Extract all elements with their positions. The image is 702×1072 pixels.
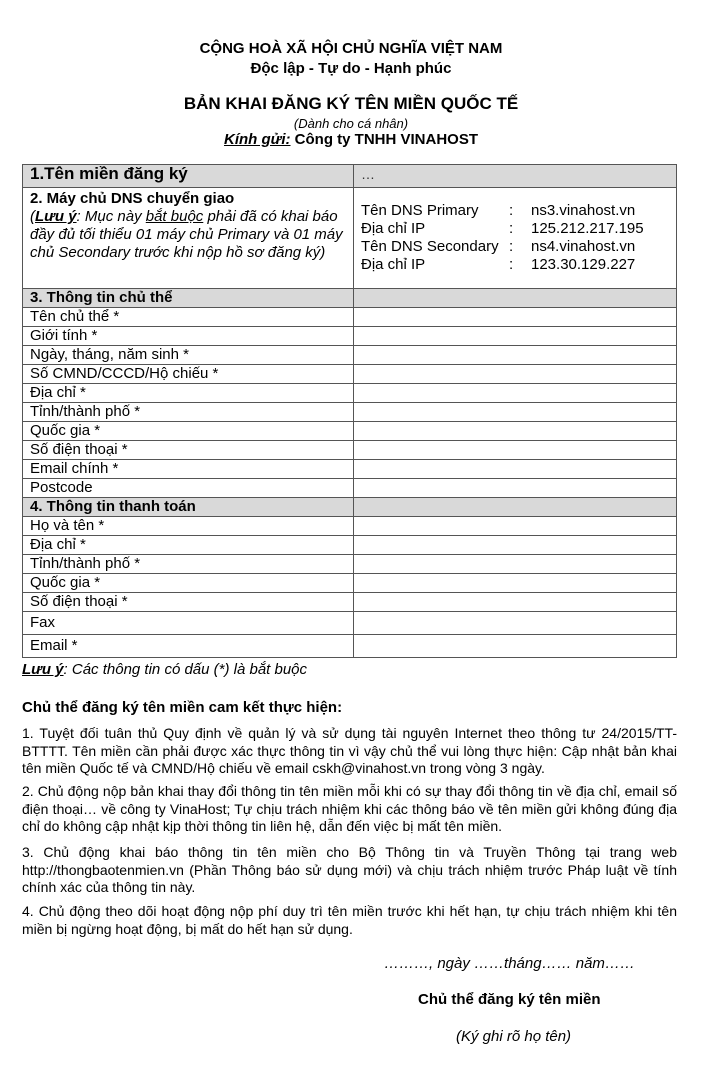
owner-field-row	[23, 422, 677, 441]
owner-field-label: Tỉnh/thành phố *	[23, 403, 354, 422]
recipient-name: Công ty TNHH VINAHOST	[290, 131, 479, 148]
date-line[interactable]: ………, ngày ……tháng…… năm……	[384, 955, 635, 972]
payment-field-label: Số điện thoại *	[23, 593, 354, 612]
owner-field-row	[23, 403, 677, 422]
dns-description	[23, 188, 354, 289]
payment-field-row	[23, 536, 677, 555]
national-title: CỘNG HOÀ XÃ HỘI CHỦ NGHĨA VIỆT NAM	[199, 40, 503, 57]
signer-title: Chủ thể đăng ký tên miền	[418, 991, 601, 1008]
footnote-text: : Các thông tin có dấu (*) là bắt buộc	[63, 661, 308, 678]
owner-field-row	[23, 308, 677, 327]
dns-secondary-ip: Địa chỉ IP : 123.30.129.227	[361, 256, 636, 273]
owner-field-row	[23, 441, 677, 460]
payment-field-input[interactable]	[354, 574, 677, 593]
registration-table	[22, 164, 677, 658]
payment-section-header	[23, 498, 677, 517]
owner-field-input[interactable]	[354, 308, 677, 327]
signer-note: (Ký ghi rõ họ tên)	[456, 1028, 572, 1045]
dns-note-label: Lưu ý	[35, 208, 77, 225]
payment-field-input[interactable]	[354, 555, 677, 574]
owner-field-input[interactable]	[354, 479, 677, 498]
form-subtitle: (Dành cho cá nhân)	[293, 116, 409, 131]
owner-field-input[interactable]	[354, 460, 677, 479]
payment-field-label: Địa chỉ *	[23, 536, 354, 555]
payment-field-row	[23, 612, 677, 635]
payment-field-input[interactable]	[354, 593, 677, 612]
owner-field-row	[23, 327, 677, 346]
owner-field-label: Ngày, tháng, năm sinh *	[23, 346, 354, 365]
payment-field-input[interactable]	[354, 635, 677, 658]
commitment-item: 3. Chủ động khai báo thông tin tên miền cho Bộ Thông tin và Truyền Thông tại trang web http://thongbaotenmien.vn (Phần Thông báo sử dụng mới) và chịu trách nhiệm trước Pháp luật về tính chính xác của thông tin này.	[22, 844, 677, 895]
dns-values	[354, 188, 677, 289]
payment-field-input[interactable]	[354, 612, 677, 635]
owner-field-label: Số điện thoại *	[23, 441, 354, 460]
owner-field-row	[23, 460, 677, 479]
footnote-label: Lưu ý	[22, 661, 64, 678]
dns-note-underlined: bắt buộc	[145, 208, 204, 225]
payment-field-row	[23, 517, 677, 536]
owner-field-input[interactable]	[354, 327, 677, 346]
owner-field-input[interactable]	[354, 403, 677, 422]
dns-primary-name: Tên DNS Primary : ns3.vinahost.vn	[361, 202, 636, 219]
owner-field-row	[23, 346, 677, 365]
required-footnote	[22, 661, 307, 678]
domain-value[interactable]: …	[354, 165, 677, 188]
owner-field-row	[23, 384, 677, 403]
payment-field-row	[23, 574, 677, 593]
motto: Độc lập - Tự do - Hạnh phúc	[250, 60, 452, 77]
owner-field-input[interactable]	[354, 422, 677, 441]
payment-field-label: Quốc gia *	[23, 574, 354, 593]
recipient-line	[0, 131, 702, 148]
payment-field-row	[23, 593, 677, 612]
owner-section-header	[23, 289, 677, 308]
owner-field-input[interactable]	[354, 365, 677, 384]
owner-field-label: Giới tính *	[23, 327, 354, 346]
commitment-item: 4. Chủ động theo dõi hoạt động nộp phí duy trì tên miền trước khi hết hạn, tự chịu trách nhiệm khi tên miền bị ngừng hoạt động, bị mất do hết hạn sử dụng.	[22, 903, 677, 937]
dns-note: (Lưu ý: Mục này bắt buộc phải đã có khai báo đầy đủ tối thiểu 01 máy chủ Primary và 01 máy chủ Secondary trước khi nộp hồ sơ đăng ký)	[30, 208, 343, 261]
recipient-label: Kính gửi:	[223, 131, 291, 148]
domain-label: 1.Tên miền đăng ký	[23, 165, 354, 188]
owner-field-input[interactable]	[354, 441, 677, 460]
owner-field-label: Địa chỉ *	[23, 384, 354, 403]
owner-field-label: Email chính *	[23, 460, 354, 479]
dns-note-colon: : Mục này	[76, 208, 146, 225]
payment-field-label: Fax	[23, 612, 354, 635]
owner-field-input[interactable]	[354, 384, 677, 403]
owner-section-label: 3. Thông tin chủ thể	[23, 289, 354, 308]
payment-field-input[interactable]	[354, 517, 677, 536]
dns-secondary-name: Tên DNS Secondary : ns4.vinahost.vn	[361, 238, 636, 255]
payment-field-label: Email *	[23, 635, 354, 658]
owner-field-label: Tên chủ thể *	[23, 308, 354, 327]
dns-note-rest: phải đã có khai báo đầy đủ tối thiểu 01 máy chủ Primary và 01 máy chủ Secondary trước khi nộp hồ sơ đăng ký)	[30, 208, 343, 261]
commitments-title: Chủ thể đăng ký tên miền cam kết thực hiện:	[22, 699, 343, 716]
domain-row	[23, 165, 677, 188]
payment-field-input[interactable]	[354, 536, 677, 555]
payment-field-row	[23, 635, 677, 658]
dns-primary-ip: Địa chỉ IP : 125.212.217.195	[361, 220, 644, 237]
dns-row	[23, 188, 677, 289]
payment-field-label: Họ và tên *	[23, 517, 354, 536]
payment-field-label: Tỉnh/thành phố *	[23, 555, 354, 574]
payment-field-row	[23, 555, 677, 574]
owner-field-input[interactable]	[354, 346, 677, 365]
owner-field-label: Quốc gia *	[23, 422, 354, 441]
owner-field-row	[23, 479, 677, 498]
commitment-item: 1. Tuyệt đối tuân thủ Quy định về quản lý và sử dụng tài nguyên Internet theo thông tư 24/2015/TT-BTTTT. Tên miền cần phải được xác thực thông tin vì vậy chủ thể vui lòng thực hiện: Cập nhật bản khai tên miền Quốc tế và CMND/Hộ chiếu về email cskh@vinahost.vn trong vòng 3 ngày.	[22, 725, 677, 776]
owner-field-label: Postcode	[23, 479, 354, 498]
commitment-item: 2. Chủ động nộp bản khai thay đổi thông tin tên miền mỗi khi có sự thay đổi thông tin về địa chỉ, email số điện thoại… về công ty VinaHost; Tự chịu trách nhiệm khi các thông báo về tên miền gửi không đúng địa chỉ do không cập nhật kịp thời thông tin liên hệ, dẫn đến việc bị mất tên miền.	[22, 783, 677, 834]
form-title: BẢN KHAI ĐĂNG KÝ TÊN MIỀN QUỐC TẾ	[183, 94, 519, 113]
dns-label: 2. Máy chủ DNS chuyển giao	[30, 190, 235, 207]
owner-field-label: Số CMND/CCCD/Hộ chiếu *	[23, 365, 354, 384]
payment-section-label: 4. Thông tin thanh toán	[23, 498, 354, 517]
owner-field-row	[23, 365, 677, 384]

——————

Task details – Count the lines in the material that contain the string "header", matching case exactly, and reply with the number alone.

Task solution – 2